■ EXERCISE: In the material below, list every line carrying the string "title".
******************************
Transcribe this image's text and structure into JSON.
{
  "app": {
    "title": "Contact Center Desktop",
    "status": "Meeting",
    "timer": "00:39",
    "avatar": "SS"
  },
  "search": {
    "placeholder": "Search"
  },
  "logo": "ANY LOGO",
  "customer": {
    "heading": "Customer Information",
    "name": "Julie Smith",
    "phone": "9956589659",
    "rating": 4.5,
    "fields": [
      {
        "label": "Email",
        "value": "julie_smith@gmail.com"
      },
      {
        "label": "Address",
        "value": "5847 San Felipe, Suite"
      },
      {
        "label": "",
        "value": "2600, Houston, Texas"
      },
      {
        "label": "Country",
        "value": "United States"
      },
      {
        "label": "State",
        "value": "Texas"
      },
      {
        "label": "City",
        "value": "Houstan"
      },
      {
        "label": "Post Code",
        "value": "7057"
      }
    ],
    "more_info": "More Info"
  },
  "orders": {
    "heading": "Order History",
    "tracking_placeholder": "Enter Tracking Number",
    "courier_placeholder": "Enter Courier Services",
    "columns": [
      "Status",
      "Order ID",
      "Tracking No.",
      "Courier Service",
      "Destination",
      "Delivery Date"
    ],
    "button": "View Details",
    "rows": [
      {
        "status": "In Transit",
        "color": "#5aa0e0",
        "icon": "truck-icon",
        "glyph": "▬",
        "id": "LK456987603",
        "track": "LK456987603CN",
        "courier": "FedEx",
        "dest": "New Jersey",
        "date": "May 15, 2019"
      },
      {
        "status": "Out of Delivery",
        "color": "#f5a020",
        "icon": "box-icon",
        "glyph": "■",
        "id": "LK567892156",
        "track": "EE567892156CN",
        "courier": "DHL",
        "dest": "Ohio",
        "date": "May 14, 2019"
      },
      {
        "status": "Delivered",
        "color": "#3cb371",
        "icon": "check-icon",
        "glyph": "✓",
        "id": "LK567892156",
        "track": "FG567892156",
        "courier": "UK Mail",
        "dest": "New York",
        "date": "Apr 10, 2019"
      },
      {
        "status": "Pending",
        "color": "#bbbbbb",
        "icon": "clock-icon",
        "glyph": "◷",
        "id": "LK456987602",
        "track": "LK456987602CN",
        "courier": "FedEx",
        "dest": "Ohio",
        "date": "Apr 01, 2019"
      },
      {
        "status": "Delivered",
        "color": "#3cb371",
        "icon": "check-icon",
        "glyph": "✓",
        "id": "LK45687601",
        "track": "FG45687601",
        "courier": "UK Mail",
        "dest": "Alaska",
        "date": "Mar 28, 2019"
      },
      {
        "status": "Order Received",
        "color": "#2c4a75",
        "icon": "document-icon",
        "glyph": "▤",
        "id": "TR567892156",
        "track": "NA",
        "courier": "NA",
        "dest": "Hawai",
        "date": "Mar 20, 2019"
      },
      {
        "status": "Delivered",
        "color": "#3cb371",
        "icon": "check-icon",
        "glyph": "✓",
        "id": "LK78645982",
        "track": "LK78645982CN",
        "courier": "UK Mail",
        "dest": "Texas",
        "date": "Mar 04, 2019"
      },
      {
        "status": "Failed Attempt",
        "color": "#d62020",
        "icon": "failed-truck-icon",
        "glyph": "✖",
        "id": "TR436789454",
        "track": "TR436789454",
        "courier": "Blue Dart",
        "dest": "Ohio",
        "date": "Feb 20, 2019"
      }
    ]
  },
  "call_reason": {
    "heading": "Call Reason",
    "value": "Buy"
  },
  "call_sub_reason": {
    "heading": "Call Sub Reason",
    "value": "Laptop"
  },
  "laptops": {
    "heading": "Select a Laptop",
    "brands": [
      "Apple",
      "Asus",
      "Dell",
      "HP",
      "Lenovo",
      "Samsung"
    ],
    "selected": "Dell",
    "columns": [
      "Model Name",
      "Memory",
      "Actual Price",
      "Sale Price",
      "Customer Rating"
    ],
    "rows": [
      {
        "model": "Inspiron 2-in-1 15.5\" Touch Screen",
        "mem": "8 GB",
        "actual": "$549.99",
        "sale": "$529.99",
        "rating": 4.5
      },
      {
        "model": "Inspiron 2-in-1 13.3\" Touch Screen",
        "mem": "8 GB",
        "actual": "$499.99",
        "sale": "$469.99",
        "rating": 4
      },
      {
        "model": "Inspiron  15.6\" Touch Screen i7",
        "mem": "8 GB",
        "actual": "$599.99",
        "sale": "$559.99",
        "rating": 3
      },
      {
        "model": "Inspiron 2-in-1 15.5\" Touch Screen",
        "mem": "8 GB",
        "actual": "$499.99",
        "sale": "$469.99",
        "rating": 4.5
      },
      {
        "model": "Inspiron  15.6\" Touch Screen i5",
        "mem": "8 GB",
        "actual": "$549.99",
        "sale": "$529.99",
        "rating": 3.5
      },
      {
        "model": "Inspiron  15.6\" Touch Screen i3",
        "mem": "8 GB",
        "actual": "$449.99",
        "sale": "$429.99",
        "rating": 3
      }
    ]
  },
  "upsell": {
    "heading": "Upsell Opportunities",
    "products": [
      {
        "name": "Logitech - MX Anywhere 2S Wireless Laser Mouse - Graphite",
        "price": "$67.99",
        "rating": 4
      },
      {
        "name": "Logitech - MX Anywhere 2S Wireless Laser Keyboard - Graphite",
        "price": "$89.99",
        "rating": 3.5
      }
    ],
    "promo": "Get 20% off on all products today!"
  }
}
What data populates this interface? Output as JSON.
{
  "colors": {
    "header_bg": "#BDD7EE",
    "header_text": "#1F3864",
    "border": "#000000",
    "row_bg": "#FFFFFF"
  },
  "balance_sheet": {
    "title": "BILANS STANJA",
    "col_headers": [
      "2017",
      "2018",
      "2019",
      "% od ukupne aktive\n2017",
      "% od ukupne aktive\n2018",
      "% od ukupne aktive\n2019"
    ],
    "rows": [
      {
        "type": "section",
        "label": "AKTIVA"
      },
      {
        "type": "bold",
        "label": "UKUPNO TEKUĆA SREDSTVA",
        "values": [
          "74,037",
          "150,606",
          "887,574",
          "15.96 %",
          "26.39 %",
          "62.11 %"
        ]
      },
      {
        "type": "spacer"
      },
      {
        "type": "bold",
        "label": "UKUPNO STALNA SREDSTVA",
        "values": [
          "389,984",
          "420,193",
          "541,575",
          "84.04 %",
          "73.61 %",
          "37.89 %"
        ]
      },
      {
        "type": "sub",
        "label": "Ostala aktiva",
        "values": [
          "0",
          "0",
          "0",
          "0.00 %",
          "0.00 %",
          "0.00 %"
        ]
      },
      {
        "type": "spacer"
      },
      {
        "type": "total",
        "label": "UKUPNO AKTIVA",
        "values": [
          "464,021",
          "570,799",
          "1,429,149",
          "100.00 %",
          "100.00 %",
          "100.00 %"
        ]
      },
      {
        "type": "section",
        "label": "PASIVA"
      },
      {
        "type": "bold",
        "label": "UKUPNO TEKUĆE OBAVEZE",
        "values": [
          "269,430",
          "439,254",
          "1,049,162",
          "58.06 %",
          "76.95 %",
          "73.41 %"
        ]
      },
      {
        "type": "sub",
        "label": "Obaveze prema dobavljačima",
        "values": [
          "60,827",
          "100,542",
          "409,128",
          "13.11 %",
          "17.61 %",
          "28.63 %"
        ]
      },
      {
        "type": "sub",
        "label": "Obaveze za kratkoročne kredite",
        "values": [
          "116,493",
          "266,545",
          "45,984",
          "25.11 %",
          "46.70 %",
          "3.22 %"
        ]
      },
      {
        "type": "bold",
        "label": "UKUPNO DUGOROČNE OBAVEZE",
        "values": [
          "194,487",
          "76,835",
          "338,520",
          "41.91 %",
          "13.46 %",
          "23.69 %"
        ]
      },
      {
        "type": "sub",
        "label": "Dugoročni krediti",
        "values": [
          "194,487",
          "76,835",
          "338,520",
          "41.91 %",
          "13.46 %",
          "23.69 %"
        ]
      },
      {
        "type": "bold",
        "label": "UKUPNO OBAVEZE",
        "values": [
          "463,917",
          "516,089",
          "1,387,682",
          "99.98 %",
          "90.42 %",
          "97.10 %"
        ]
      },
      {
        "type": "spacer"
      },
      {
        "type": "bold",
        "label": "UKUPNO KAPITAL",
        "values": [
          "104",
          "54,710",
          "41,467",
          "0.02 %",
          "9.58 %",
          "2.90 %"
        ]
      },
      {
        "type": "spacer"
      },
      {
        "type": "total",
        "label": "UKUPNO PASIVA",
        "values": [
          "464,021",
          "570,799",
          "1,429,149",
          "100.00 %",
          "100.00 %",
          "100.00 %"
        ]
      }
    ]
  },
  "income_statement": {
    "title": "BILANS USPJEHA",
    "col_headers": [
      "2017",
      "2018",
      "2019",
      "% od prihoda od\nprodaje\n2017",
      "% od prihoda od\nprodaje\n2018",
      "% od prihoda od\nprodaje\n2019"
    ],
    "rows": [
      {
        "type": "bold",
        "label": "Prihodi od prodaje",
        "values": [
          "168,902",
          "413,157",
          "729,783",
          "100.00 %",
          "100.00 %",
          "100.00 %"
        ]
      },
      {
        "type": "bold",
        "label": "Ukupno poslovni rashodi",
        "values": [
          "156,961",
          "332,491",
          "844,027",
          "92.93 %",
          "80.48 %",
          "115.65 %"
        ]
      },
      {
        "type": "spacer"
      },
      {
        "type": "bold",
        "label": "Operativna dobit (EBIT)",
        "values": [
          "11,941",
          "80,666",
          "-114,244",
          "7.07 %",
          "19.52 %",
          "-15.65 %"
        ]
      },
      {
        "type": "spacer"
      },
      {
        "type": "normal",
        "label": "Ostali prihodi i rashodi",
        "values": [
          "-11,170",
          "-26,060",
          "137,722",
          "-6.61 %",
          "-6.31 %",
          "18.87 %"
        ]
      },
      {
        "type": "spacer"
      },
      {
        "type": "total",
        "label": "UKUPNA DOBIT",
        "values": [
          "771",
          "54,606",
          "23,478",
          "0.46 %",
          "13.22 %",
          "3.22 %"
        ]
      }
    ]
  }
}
******************************
■ TASK RESULT:
    "title": "Contact Center Desktop",
    "title": "BILANS STANJA",
    "title": "BILANS USPJEHA",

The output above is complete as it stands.